Tally up the lines that include "products" and state that number by itself.

"""

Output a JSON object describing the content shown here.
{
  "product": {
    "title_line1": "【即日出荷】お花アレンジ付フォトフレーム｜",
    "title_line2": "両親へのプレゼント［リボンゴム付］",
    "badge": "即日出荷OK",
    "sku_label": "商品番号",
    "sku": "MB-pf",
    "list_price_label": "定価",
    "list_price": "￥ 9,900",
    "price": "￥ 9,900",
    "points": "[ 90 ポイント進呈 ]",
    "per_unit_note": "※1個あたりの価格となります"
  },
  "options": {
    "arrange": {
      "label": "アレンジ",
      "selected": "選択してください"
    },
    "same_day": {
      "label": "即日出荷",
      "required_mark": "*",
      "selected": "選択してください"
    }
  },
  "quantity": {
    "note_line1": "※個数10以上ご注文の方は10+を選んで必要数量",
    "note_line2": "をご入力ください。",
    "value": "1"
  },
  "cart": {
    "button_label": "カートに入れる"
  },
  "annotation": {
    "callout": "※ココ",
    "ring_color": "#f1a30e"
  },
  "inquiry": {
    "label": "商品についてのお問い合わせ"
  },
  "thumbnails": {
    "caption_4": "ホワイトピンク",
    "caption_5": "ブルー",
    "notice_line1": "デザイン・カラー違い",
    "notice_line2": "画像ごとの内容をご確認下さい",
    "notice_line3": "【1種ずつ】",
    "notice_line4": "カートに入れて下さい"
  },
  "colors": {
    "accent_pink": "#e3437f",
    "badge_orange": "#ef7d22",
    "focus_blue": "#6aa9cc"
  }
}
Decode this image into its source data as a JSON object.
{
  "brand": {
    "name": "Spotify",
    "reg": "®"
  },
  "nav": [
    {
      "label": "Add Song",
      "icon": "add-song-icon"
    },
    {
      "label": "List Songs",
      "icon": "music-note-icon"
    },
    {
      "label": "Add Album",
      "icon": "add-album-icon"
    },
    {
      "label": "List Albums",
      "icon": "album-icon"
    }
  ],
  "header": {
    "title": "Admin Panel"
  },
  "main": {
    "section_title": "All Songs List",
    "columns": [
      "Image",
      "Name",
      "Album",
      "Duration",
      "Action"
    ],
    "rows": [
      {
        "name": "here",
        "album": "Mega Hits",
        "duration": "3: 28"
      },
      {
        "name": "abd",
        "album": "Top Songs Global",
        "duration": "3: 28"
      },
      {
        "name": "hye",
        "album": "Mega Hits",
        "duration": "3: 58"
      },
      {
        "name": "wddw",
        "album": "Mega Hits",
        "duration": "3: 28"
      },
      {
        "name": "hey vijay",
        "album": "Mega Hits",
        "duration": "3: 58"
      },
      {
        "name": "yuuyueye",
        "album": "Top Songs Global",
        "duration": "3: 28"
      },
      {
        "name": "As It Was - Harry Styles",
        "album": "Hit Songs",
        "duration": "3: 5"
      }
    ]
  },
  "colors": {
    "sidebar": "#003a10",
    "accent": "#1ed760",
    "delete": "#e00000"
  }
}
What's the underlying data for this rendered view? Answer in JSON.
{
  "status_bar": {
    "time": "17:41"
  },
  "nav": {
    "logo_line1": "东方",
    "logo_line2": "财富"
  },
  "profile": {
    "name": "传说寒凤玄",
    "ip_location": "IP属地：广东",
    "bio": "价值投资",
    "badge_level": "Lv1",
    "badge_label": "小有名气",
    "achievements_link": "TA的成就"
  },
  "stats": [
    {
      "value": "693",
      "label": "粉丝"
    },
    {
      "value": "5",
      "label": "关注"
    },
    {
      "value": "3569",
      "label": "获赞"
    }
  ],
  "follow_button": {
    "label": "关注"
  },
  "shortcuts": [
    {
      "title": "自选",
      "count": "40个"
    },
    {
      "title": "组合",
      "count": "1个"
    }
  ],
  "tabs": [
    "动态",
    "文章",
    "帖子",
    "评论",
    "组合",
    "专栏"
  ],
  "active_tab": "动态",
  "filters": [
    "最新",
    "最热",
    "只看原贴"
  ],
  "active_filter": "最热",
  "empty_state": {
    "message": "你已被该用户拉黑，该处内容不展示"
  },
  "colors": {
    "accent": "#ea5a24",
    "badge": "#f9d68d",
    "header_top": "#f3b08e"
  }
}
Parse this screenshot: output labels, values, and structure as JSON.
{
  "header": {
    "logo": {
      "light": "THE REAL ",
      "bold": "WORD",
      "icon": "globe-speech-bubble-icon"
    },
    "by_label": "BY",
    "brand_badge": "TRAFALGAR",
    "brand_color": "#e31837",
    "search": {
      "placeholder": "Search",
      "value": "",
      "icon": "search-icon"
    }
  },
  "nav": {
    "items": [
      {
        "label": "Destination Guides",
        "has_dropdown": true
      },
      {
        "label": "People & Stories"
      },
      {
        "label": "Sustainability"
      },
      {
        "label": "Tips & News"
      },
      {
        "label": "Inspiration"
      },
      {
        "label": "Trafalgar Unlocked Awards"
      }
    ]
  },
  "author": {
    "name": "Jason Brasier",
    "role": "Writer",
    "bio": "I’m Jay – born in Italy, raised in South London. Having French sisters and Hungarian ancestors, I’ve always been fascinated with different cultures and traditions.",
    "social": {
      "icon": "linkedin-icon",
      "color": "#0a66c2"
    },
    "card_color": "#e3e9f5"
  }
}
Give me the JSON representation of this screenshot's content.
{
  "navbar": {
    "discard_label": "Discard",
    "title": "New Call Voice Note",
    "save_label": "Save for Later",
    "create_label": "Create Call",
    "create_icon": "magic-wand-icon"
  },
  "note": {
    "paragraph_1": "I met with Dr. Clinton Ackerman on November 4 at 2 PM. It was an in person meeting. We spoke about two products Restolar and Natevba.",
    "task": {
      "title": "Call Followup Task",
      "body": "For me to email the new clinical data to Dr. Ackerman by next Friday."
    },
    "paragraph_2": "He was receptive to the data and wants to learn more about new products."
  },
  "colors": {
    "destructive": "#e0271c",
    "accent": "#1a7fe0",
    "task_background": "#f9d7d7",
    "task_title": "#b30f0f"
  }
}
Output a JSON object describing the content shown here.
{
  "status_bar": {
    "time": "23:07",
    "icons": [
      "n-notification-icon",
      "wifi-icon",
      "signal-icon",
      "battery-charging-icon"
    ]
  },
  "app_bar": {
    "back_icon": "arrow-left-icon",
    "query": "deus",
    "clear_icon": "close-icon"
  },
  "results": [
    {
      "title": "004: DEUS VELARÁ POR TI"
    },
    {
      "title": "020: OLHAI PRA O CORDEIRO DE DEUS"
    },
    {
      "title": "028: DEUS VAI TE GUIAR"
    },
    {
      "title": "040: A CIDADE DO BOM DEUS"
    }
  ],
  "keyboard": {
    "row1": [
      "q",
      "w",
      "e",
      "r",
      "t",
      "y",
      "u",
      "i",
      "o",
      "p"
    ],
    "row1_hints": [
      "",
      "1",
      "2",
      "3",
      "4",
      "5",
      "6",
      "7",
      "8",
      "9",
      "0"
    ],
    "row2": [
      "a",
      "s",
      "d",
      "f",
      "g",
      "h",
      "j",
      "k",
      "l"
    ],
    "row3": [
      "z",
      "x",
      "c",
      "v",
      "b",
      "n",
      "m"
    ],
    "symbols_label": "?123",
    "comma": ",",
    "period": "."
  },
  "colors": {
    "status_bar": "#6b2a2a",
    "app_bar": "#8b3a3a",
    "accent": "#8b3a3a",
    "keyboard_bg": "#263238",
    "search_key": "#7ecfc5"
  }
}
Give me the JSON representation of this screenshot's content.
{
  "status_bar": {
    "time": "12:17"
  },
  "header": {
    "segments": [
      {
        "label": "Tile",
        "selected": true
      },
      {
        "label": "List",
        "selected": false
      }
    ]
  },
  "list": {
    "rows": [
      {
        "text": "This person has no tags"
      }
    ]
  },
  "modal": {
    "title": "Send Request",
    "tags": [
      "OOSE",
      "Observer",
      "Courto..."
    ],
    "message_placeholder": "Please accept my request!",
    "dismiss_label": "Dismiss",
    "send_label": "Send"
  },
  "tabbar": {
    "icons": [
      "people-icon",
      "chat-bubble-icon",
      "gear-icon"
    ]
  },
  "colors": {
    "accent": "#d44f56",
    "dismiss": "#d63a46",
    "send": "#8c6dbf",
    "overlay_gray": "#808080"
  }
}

"""

### THE SOLUTION
2